Find the lines holding "JSON" and copy them.
## Start Records supplied
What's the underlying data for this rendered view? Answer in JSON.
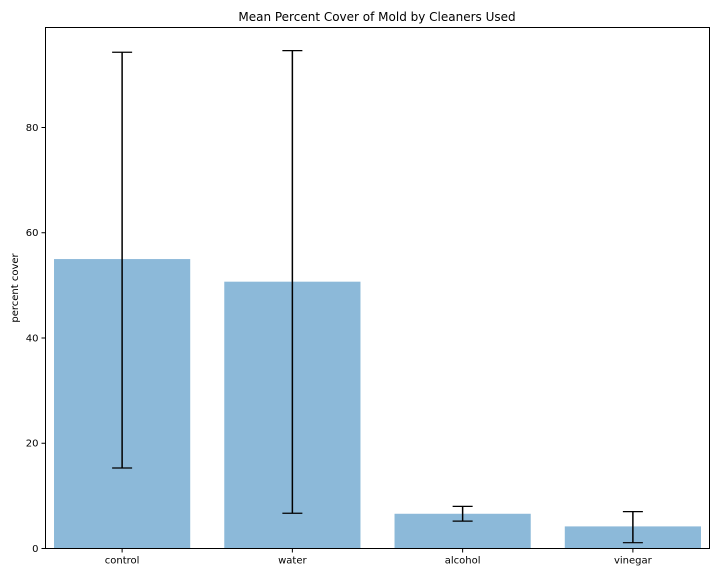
{
  "chart_data": {
    "type": "bar",
    "title": "Mean Percent Cover of Mold by Cleaners Used",
    "xlabel": "",
    "ylabel": "percent cover",
    "categories": [
      "control",
      "water",
      "alcohol",
      "vinegar"
    ],
    "values": [
      55.0,
      50.7,
      6.6,
      4.2
    ],
    "error": [
      {
        "low": 15.3,
        "high": 94.3
      },
      {
        "low": 6.7,
        "high": 94.6
      },
      {
        "low": 5.2,
        "high": 8.0
      },
      {
        "low": 1.1,
        "high": 7.0
      }
    ],
    "ylim": [
      0,
      99
    ],
    "yticks": [
      0,
      20,
      40,
      60,
      80
    ],
    "bar_color": "#8cb9d9",
    "error_color": "#000000",
    "grid": false,
    "legend": "none"
  }
}
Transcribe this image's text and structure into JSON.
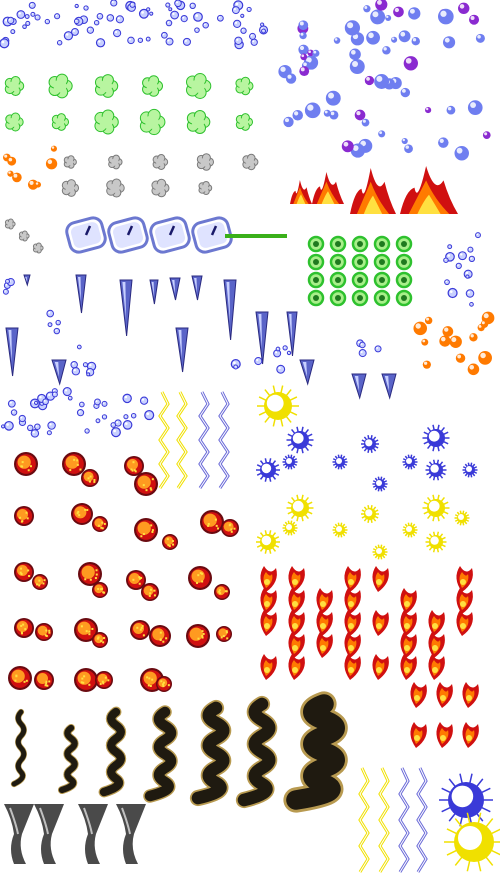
{
  "sheet": {
    "title": "",
    "background": "#ffffff",
    "palette": {
      "bubble_blue": "#3a3ad8",
      "bubble_light": "#c8d0ff",
      "bubble_purple": "#8a2ad0",
      "green": "#2ec12e",
      "green_light": "#b8f5a0",
      "gray": "#7a7a7a",
      "fire_red": "#d01010",
      "fire_orange": "#ff7a00",
      "fire_yellow": "#ffe040",
      "lightning_yellow": "#f0e000",
      "lightning_blue": "#6a6ad8",
      "clock_blue": "#6c78d0",
      "icicle_blue": "#5a64c8",
      "bar_green": "#3ab01a",
      "explosion_dark": "#6a0a10",
      "explosion_orange": "#ff9a20",
      "vine_dark": "#1f1a10",
      "vine_tan": "#b89a50",
      "tornado_gray": "#4a4a4a"
    },
    "sprite_groups": [
      {
        "name": "blue-bubble-clusters",
        "icon": "bubble-cluster-icon"
      },
      {
        "name": "purple-blue-orbs",
        "icon": "orb-icon"
      },
      {
        "name": "green-clouds",
        "icon": "poison-cloud-icon"
      },
      {
        "name": "fire-sparks",
        "icon": "spark-icon"
      },
      {
        "name": "smoke-puffs",
        "icon": "smoke-icon"
      },
      {
        "name": "flames",
        "icon": "flame-icon"
      },
      {
        "name": "clocks",
        "icon": "clock-icon"
      },
      {
        "name": "green-bar",
        "icon": "bar-icon"
      },
      {
        "name": "green-rings",
        "icon": "ring-icon"
      },
      {
        "name": "icicles",
        "icon": "icicle-icon"
      },
      {
        "name": "lightning-bolts",
        "icon": "lightning-icon"
      },
      {
        "name": "sun-orbs",
        "icon": "sun-icon"
      },
      {
        "name": "spiky-orbs",
        "icon": "spiky-orb-icon"
      },
      {
        "name": "explosion-balls",
        "icon": "explosion-icon"
      },
      {
        "name": "fire-bursts",
        "icon": "fire-burst-icon"
      },
      {
        "name": "vine-walls",
        "icon": "vine-icon"
      },
      {
        "name": "tornadoes",
        "icon": "tornado-icon"
      }
    ]
  }
}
## End Records supplied
Answer to this problem:
What's the underlying data for this rendered view? Answer in JSON.
Transcribe this image's text and structure into JSON.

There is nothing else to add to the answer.